Every single entry must be reproduced precisely.

== Data ==
····················
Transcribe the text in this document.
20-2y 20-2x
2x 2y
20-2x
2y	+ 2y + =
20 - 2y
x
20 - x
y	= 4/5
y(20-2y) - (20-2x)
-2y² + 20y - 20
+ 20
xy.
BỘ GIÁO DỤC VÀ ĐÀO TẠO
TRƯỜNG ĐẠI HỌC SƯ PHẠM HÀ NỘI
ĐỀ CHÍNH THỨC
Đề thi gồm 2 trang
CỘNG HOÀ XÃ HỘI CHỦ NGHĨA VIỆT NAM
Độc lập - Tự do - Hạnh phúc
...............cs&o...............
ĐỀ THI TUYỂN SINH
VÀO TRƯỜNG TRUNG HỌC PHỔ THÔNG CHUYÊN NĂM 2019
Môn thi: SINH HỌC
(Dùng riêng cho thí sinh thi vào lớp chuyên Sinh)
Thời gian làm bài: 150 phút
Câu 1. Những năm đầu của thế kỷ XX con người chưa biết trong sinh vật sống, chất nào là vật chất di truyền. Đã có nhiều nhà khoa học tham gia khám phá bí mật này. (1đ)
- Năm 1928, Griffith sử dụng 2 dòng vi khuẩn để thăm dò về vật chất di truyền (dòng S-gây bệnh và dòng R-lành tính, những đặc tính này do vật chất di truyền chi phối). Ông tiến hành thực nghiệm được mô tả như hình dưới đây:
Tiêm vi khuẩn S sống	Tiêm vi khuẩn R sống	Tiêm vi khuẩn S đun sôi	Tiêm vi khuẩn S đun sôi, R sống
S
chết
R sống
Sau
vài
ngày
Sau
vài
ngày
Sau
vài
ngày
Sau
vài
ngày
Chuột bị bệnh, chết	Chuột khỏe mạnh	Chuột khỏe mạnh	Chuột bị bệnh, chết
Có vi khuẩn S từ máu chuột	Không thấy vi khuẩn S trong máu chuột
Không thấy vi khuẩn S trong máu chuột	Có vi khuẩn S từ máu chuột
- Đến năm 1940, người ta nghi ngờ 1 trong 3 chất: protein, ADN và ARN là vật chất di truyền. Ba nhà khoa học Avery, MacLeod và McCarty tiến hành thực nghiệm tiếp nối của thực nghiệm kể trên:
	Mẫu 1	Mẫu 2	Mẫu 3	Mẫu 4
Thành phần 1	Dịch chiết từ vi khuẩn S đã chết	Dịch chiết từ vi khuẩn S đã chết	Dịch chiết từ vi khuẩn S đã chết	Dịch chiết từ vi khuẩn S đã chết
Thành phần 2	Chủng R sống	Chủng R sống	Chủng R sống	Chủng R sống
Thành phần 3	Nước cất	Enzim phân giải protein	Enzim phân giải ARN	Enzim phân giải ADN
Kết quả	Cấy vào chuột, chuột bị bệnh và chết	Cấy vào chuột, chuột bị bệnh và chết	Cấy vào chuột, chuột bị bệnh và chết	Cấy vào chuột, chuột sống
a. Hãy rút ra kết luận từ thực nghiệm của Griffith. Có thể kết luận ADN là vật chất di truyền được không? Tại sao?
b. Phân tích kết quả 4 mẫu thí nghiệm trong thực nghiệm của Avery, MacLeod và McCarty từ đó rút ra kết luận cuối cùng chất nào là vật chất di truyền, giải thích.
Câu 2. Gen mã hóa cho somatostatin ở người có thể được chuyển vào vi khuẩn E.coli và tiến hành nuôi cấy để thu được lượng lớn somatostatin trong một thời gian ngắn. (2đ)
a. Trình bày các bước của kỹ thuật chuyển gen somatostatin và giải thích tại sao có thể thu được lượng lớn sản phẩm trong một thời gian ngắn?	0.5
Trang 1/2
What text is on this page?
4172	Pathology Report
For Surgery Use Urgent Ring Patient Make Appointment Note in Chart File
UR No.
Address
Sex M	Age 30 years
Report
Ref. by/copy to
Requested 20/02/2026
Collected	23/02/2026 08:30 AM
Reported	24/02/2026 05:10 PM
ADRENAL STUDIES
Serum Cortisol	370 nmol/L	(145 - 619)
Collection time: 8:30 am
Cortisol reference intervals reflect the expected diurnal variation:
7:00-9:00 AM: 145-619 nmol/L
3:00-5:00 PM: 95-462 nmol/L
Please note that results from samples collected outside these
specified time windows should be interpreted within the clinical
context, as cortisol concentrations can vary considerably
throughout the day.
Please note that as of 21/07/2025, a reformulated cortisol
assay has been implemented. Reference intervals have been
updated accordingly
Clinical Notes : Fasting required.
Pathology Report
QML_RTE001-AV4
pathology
····················
== Response for this exercise ==
Transcribe the text in this document.
20-2y 20-2x
2x 2y
20-2x
2y	+ 2y + =
20 - 2y
x
20 - x
y	= 4/5
y(20-2y) - (20-2x)
-2y² + 20y - 20
+ 20
xy.
BỘ GIÁO DỤC VÀ ĐÀO TẠO
TRƯỜNG ĐẠI HỌC SƯ PHẠM HÀ NỘI
ĐỀ CHÍNH THỨC
Đề thi gồm 2 trang
CỘNG HOÀ XÃ HỘI CHỦ NGHĨA VIỆT NAM
Độc lập - Tự do - Hạnh phúc
...............cs&o...............
ĐỀ THI TUYỂN SINH
VÀO TRƯỜNG TRUNG HỌC PHỔ THÔNG CHUYÊN NĂM 2019
Môn thi: SINH HỌC
(Dùng riêng cho thí sinh thi vào lớp chuyên Sinh)
Thời gian làm bài: 150 phút
Câu 1. Những năm đầu của thế kỷ XX con người chưa biết trong sinh vật sống, chất nào là vật chất di truyền. Đã có nhiều nhà khoa học tham gia khám phá bí mật này. (1đ)
- Năm 1928, Griffith sử dụng 2 dòng vi khuẩn để thăm dò về vật chất di truyền (dòng S-gây bệnh và dòng R-lành tính, những đặc tính này do vật chất di truyền chi phối). Ông tiến hành thực nghiệm được mô tả như hình dưới đây:
Tiêm vi khuẩn S sống	Tiêm vi khuẩn R sống	Tiêm vi khuẩn S đun sôi	Tiêm vi khuẩn S đun sôi, R sống
S
chết
R sống
Sau
vài
ngày
Sau
vài
ngày
Sau
vài
ngày
Sau
vài
ngày
Chuột bị bệnh, chết	Chuột khỏe mạnh	Chuột khỏe mạnh	Chuột bị bệnh, chết
Có vi khuẩn S từ máu chuột	Không thấy vi khuẩn S trong máu chuột
Không thấy vi khuẩn S trong máu chuột	Có vi khuẩn S từ máu chuột
- Đến năm 1940, người ta nghi ngờ 1 trong 3 chất: protein, ADN và ARN là vật chất di truyền. Ba nhà khoa học Avery, MacLeod và McCarty tiến hành thực nghiệm tiếp nối của thực nghiệm kể trên:
	Mẫu 1	Mẫu 2	Mẫu 3	Mẫu 4
Thành phần 1	Dịch chiết từ vi khuẩn S đã chết	Dịch chiết từ vi khuẩn S đã chết	Dịch chiết từ vi khuẩn S đã chết	Dịch chiết từ vi khuẩn S đã chết
Thành phần 2	Chủng R sống	Chủng R sống	Chủng R sống	Chủng R sống
Thành phần 3	Nước cất	Enzim phân giải protein	Enzim phân giải ARN	Enzim phân giải ADN
Kết quả	Cấy vào chuột, chuột bị bệnh và chết	Cấy vào chuột, chuột bị bệnh và chết	Cấy vào chuột, chuột bị bệnh và chết	Cấy vào chuột, chuột sống
a. Hãy rút ra kết luận từ thực nghiệm của Griffith. Có thể kết luận ADN là vật chất di truyền được không? Tại sao?
b. Phân tích kết quả 4 mẫu thí nghiệm trong thực nghiệm của Avery, MacLeod và McCarty từ đó rút ra kết luận cuối cùng chất nào là vật chất di truyền, giải thích.
Câu 2. Gen mã hóa cho somatostatin ở người có thể được chuyển vào vi khuẩn E.coli và tiến hành nuôi cấy để thu được lượng lớn somatostatin trong một thời gian ngắn. (2đ)
a. Trình bày các bước của kỹ thuật chuyển gen somatostatin và giải thích tại sao có thể thu được lượng lớn sản phẩm trong một thời gian ngắn?	0.5
Trang 1/2
What text is on this page?
4172	Pathology Report
For Surgery Use Urgent Ring Patient Make Appointment Note in Chart File
UR No.
Address
Sex M	Age 30 years
Report
Ref. by/copy to
Requested 20/02/2026
Collected	23/02/2026 08:30 AM
Reported	24/02/2026 05:10 PM
ADRENAL STUDIES
Serum Cortisol	370 nmol/L	(145 - 619)
Collection time: 8:30 am
Cortisol reference intervals reflect the expected diurnal variation:
7:00-9:00 AM: 145-619 nmol/L
3:00-5:00 PM: 95-462 nmol/L
Please note that results from samples collected outside these
specified time windows should be interpreted within the clinical
context, as cortisol concentrations can vary considerably
throughout the day.
Please note that as of 21/07/2025, a reformulated cortisol
assay has been implemented. Reference intervals have been
updated accordingly
Clinical Notes : Fasting required.
Pathology Report
QML_RTE001-AV4
pathology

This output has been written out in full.